WHAT YOU HAVE TO DO >> Retype the data that follows line by line, exactly, and leave its pictures out.

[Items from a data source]
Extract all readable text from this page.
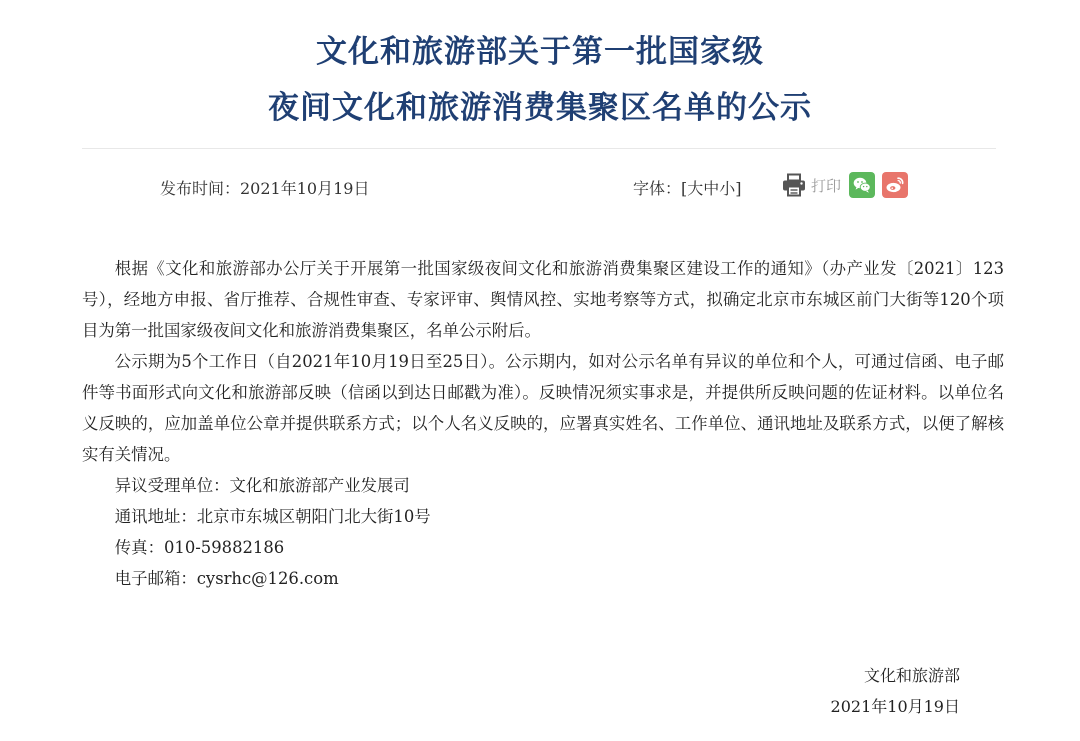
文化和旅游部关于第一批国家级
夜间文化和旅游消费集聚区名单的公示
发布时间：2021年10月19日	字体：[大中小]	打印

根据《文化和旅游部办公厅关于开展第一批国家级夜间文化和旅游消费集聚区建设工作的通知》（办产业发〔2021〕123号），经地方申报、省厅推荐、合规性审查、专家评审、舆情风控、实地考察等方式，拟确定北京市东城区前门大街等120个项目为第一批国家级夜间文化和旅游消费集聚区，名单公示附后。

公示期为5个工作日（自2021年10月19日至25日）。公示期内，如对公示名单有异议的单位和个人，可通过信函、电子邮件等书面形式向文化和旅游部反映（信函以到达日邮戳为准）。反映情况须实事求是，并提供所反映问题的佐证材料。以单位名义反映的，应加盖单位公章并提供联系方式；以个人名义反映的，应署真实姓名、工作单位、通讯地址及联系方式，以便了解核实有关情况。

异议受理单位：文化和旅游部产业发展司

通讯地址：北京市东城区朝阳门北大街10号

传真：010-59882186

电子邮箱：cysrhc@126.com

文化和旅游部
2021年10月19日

SOLUTION >>
Extract all readable text from this page.
文化和旅游部关于第一批国家级
夜间文化和旅游消费集聚区名单的公示
发布时间：2021年10月19日	字体：[大中小]	打印

根据《文化和旅游部办公厅关于开展第一批国家级夜间文化和旅游消费集聚区建设工作的通知》（办产业发〔2021〕123号），经地方申报、省厅推荐、合规性审查、专家评审、舆情风控、实地考察等方式，拟确定北京市东城区前门大街等120个项目为第一批国家级夜间文化和旅游消费集聚区，名单公示附后。

公示期为5个工作日（自2021年10月19日至25日）。公示期内，如对公示名单有异议的单位和个人，可通过信函、电子邮件等书面形式向文化和旅游部反映（信函以到达日邮戳为准）。反映情况须实事求是，并提供所反映问题的佐证材料。以单位名义反映的，应加盖单位公章并提供联系方式；以个人名义反映的，应署真实姓名、工作单位、通讯地址及联系方式，以便了解核实有关情况。

异议受理单位：文化和旅游部产业发展司

通讯地址：北京市东城区朝阳门北大街10号

传真：010-59882186

电子邮箱：cysrhc@126.com

文化和旅游部
2021年10月19日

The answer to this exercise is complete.